**Exercise directions:**
Below are some records: retype them all exactly, but not the pictures.

— Begin Recorded information —

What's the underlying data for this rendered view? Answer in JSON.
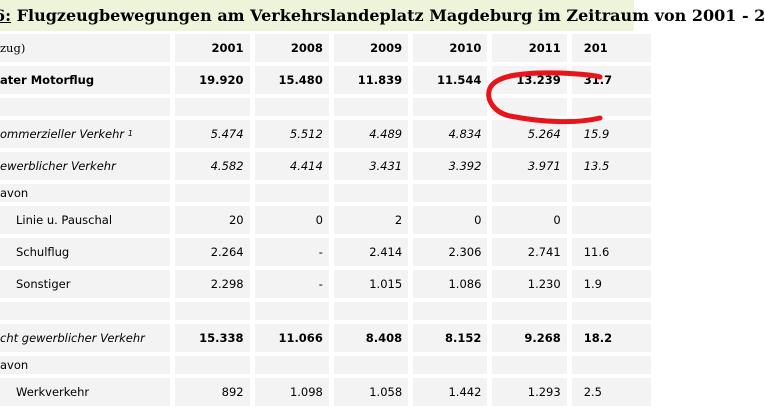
{
  "title": {
    "number": "6:",
    "text": "Flugzeugbewegungen am Verkehrslandeplatz Magdeburg im Zeitraum von 2001 - 2"
  },
  "table": {
    "header_label": "zug)",
    "years": [
      "2001",
      "2008",
      "2009",
      "2010",
      "2011",
      "201"
    ],
    "rows": [
      {
        "label": "ater Motorflug",
        "values": [
          "19.920",
          "15.480",
          "11.839",
          "11.544",
          "13.239",
          "31.7"
        ]
      },
      {
        "label": "",
        "values": [
          "",
          "",
          "",
          "",
          "",
          ""
        ]
      },
      {
        "label": "ommerzieller Verkehr",
        "sup": "1",
        "values": [
          "5.474",
          "5.512",
          "4.489",
          "4.834",
          "5.264",
          "15.9"
        ]
      },
      {
        "label": "ewerblicher Verkehr",
        "values": [
          "4.582",
          "4.414",
          "3.431",
          "3.392",
          "3.971",
          "13.5"
        ]
      },
      {
        "label": "avon",
        "values": [
          "",
          "",
          "",
          "",
          "",
          ""
        ]
      },
      {
        "label": "Linie u. Pauschal",
        "values": [
          "20",
          "0",
          "2",
          "0",
          "0",
          ""
        ]
      },
      {
        "label": "Schulflug",
        "values": [
          "2.264",
          "-",
          "2.414",
          "2.306",
          "2.741",
          "11.6"
        ]
      },
      {
        "label": "Sonstiger",
        "values": [
          "2.298",
          "-",
          "1.015",
          "1.086",
          "1.230",
          "1.9"
        ]
      },
      {
        "label": "",
        "values": [
          "",
          "",
          "",
          "",
          "",
          ""
        ]
      },
      {
        "label": "cht gewerblicher Verkehr",
        "values": [
          "15.338",
          "11.066",
          "8.408",
          "8.152",
          "9.268",
          "18.2"
        ]
      },
      {
        "label": "avon",
        "values": [
          "",
          "",
          "",
          "",
          "",
          ""
        ]
      },
      {
        "label": "Werkverkehr",
        "values": [
          "892",
          "1.098",
          "1.058",
          "1.442",
          "1.293",
          "2.5"
        ]
      }
    ]
  },
  "annotation": {
    "color": "#e8141b"
  },
  "colors": {
    "title_bg": "#eef4da",
    "cell_bg": "#f3f3f3"
  }
}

— End Recorded information —

**Result below:**
What's the underlying data for this rendered view? Answer in JSON.
{
  "title": {
    "number": "6:",
    "text": "Flugzeugbewegungen am Verkehrslandeplatz Magdeburg im Zeitraum von 2001 - 2"
  },
  "table": {
    "header_label": "zug)",
    "years": [
      "2001",
      "2008",
      "2009",
      "2010",
      "2011",
      "201"
    ],
    "rows": [
      {
        "label": "ater Motorflug",
        "values": [
          "19.920",
          "15.480",
          "11.839",
          "11.544",
          "13.239",
          "31.7"
        ]
      },
      {
        "label": "",
        "values": [
          "",
          "",
          "",
          "",
          "",
          ""
        ]
      },
      {
        "label": "ommerzieller Verkehr",
        "sup": "1",
        "values": [
          "5.474",
          "5.512",
          "4.489",
          "4.834",
          "5.264",
          "15.9"
        ]
      },
      {
        "label": "ewerblicher Verkehr",
        "values": [
          "4.582",
          "4.414",
          "3.431",
          "3.392",
          "3.971",
          "13.5"
        ]
      },
      {
        "label": "avon",
        "values": [
          "",
          "",
          "",
          "",
          "",
          ""
        ]
      },
      {
        "label": "Linie u. Pauschal",
        "values": [
          "20",
          "0",
          "2",
          "0",
          "0",
          ""
        ]
      },
      {
        "label": "Schulflug",
        "values": [
          "2.264",
          "-",
          "2.414",
          "2.306",
          "2.741",
          "11.6"
        ]
      },
      {
        "label": "Sonstiger",
        "values": [
          "2.298",
          "-",
          "1.015",
          "1.086",
          "1.230",
          "1.9"
        ]
      },
      {
        "label": "",
        "values": [
          "",
          "",
          "",
          "",
          "",
          ""
        ]
      },
      {
        "label": "cht gewerblicher Verkehr",
        "values": [
          "15.338",
          "11.066",
          "8.408",
          "8.152",
          "9.268",
          "18.2"
        ]
      },
      {
        "label": "avon",
        "values": [
          "",
          "",
          "",
          "",
          "",
          ""
        ]
      },
      {
        "label": "Werkverkehr",
        "values": [
          "892",
          "1.098",
          "1.058",
          "1.442",
          "1.293",
          "2.5"
        ]
      }
    ]
  },
  "annotation": {
    "color": "#e8141b"
  },
  "colors": {
    "title_bg": "#eef4da",
    "cell_bg": "#f3f3f3"
  }
}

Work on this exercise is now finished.